* **Directive**: Find each line with the word "location" and copy it.

─── Recorded information

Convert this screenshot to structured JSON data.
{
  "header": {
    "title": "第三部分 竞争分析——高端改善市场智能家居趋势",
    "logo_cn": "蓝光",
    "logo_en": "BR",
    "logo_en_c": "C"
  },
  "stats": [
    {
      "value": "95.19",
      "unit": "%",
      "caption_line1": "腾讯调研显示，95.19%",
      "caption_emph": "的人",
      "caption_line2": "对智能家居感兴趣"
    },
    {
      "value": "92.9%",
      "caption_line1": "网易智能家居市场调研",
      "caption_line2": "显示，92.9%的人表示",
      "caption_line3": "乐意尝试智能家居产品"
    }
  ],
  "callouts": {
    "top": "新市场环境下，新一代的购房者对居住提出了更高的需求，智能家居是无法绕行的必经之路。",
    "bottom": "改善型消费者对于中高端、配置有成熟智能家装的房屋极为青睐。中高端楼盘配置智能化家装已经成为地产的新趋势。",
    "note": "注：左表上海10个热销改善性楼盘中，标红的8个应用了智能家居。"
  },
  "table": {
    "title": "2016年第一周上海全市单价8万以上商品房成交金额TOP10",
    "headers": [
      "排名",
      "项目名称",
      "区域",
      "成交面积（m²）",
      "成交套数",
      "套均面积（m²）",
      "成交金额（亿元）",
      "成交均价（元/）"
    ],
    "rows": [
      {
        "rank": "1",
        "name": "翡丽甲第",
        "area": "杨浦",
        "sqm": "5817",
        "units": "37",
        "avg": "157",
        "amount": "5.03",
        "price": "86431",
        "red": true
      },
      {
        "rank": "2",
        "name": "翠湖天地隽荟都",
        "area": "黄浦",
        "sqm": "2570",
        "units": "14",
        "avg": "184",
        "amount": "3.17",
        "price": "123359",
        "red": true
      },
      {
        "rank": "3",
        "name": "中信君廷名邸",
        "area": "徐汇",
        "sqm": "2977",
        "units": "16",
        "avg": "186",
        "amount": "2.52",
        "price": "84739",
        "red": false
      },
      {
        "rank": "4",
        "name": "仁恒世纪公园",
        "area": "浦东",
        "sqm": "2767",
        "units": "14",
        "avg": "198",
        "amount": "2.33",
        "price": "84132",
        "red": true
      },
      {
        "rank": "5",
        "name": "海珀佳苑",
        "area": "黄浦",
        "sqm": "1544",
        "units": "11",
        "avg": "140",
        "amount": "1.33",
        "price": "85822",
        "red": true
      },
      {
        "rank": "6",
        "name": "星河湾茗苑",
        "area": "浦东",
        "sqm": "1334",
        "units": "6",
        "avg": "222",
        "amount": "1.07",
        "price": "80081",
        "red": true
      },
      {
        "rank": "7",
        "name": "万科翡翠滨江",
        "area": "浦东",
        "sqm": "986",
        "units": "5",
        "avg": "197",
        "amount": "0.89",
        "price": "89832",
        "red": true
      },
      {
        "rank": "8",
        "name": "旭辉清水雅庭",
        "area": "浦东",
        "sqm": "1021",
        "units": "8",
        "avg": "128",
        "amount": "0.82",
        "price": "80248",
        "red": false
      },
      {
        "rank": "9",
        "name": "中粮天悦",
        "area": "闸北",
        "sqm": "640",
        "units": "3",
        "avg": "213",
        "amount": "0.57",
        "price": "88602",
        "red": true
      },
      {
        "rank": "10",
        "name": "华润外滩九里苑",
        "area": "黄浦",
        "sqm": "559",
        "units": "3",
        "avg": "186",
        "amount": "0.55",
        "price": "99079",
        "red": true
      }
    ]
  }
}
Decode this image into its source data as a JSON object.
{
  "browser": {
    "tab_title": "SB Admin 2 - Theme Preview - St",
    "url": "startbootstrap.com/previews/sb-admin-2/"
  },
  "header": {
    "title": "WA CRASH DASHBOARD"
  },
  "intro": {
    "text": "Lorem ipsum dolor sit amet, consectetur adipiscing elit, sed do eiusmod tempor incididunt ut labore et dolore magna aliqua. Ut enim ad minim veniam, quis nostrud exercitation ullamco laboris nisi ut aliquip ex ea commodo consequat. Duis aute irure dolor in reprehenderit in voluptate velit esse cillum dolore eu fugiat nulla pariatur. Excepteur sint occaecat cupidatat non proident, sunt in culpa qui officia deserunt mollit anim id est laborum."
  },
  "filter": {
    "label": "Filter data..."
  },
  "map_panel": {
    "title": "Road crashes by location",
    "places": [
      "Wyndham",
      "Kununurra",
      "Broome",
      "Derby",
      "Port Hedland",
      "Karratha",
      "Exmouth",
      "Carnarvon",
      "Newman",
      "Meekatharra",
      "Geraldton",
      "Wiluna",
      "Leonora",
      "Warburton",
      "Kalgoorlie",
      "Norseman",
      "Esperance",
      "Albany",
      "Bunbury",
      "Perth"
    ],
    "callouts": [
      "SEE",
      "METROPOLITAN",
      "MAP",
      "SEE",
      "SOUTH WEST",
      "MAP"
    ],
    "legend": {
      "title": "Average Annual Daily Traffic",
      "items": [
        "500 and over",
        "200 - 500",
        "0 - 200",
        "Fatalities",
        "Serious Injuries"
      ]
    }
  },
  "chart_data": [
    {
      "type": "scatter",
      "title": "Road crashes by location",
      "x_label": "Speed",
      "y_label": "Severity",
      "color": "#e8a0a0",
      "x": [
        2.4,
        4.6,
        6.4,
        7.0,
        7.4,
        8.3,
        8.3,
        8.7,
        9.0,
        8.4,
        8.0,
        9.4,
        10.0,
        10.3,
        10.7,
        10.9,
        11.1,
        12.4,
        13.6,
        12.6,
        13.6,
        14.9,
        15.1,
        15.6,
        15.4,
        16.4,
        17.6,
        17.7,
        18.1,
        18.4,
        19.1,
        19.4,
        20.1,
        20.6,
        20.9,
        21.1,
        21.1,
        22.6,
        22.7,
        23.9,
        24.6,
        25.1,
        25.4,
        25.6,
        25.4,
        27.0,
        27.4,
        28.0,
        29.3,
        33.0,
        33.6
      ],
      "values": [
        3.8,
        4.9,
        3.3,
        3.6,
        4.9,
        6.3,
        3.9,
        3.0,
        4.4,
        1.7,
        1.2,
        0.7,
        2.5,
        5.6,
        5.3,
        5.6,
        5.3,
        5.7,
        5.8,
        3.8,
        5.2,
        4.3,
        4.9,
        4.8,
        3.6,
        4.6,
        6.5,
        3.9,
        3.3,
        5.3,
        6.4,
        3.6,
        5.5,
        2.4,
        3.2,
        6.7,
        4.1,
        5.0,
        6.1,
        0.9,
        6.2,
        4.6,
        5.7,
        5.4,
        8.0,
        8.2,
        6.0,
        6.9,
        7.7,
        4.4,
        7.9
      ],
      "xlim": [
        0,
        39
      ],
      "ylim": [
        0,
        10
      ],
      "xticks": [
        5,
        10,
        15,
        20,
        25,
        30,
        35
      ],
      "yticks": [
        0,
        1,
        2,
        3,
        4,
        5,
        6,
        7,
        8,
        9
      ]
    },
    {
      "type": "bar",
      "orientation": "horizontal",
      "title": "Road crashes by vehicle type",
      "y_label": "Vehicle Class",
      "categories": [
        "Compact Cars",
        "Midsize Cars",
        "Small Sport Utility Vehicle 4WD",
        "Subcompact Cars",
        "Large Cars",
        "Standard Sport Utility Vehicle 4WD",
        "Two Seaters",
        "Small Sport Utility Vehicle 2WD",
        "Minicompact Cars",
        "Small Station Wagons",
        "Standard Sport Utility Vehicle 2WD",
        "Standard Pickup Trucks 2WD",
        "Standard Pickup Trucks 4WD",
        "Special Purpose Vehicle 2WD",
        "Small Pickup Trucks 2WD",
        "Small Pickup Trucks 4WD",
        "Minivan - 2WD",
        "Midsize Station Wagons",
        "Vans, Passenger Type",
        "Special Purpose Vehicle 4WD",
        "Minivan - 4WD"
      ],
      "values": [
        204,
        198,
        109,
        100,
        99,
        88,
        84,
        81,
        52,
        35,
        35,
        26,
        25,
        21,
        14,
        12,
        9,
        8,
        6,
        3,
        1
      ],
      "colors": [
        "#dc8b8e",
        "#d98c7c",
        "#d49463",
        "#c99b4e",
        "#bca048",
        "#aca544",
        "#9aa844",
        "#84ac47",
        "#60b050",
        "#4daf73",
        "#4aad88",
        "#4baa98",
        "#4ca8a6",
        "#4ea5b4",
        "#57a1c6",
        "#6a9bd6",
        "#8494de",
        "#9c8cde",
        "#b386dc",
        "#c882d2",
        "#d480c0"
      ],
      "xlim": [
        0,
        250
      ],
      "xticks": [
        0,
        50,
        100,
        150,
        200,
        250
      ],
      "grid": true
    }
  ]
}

──────

* **Answer in full**:
    "title": "Road crashes by location",
      "title": "Road crashes by location",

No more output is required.